* _MATERIAL FOR THE TASK_
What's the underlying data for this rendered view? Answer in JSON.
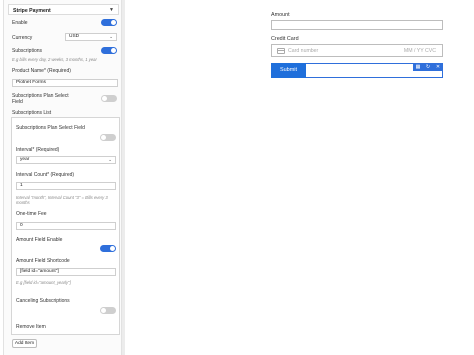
{
  "settings_panel": {
    "title": "Stripe Payment",
    "enable_label": "Enable",
    "enable": true,
    "currency_label": "Currency",
    "currency_value": "USD",
    "subscriptions_label": "Subscriptions",
    "subscriptions": true,
    "subscriptions_help": "E.g bills every day, 2 weeks, 3 months, 1 year",
    "product_name_label": "Product Name* (Required)",
    "product_name_value": "Piotnet Forms",
    "plan_select_field_label_line1": "Subscriptions Plan Select",
    "plan_select_field_label_line2": "Field",
    "plan_select_field": false,
    "subscriptions_list_label": "Subscriptions List",
    "add_item_label": "Add Item"
  },
  "subscription_item": {
    "plan_select_field_label": "Subscriptions Plan Select Field",
    "plan_select_field": false,
    "interval_label": "Interval* (Required)",
    "interval_value": "year",
    "interval_count_label": "Interval Count* (Required)",
    "interval_count_value": "1",
    "interval_count_help_line1": "Interval \"month\", Interval Count \"3\" = Bills every 3",
    "interval_count_help_line2": "months",
    "one_time_fee_label": "One-time Fee",
    "one_time_fee_value": "0",
    "amount_field_enable_label": "Amount Field Enable",
    "amount_field_enable": true,
    "amount_field_shortcode_label": "Amount Field Shortcode",
    "amount_field_shortcode_value": "[field id=\"amount\"]",
    "amount_field_shortcode_help": "E.g [field id=\"amount_yearly\"]",
    "canceling_label": "Canceling Subscriptions",
    "canceling": false,
    "remove_label": "Remove Item"
  },
  "form_preview": {
    "amount_label": "Amount",
    "credit_card_label": "Credit Card",
    "card_number_placeholder": "Card number",
    "mm_yy_cvc_placeholder": "MM / YY  CVC",
    "submit_label": "Submit",
    "toolbar_icons": [
      "grid-icon",
      "refresh-icon",
      "close-icon"
    ]
  },
  "colors": {
    "accent": "#2f6fdb",
    "submit": "#1f6fdb",
    "toggle_off": "#cfcfcf"
  }
}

* _EXERCISE BRIEF_
The answer is the number of lines in the preceding material that hold "true"; write that number and nothing else.

* _TASK SOLUTION_
3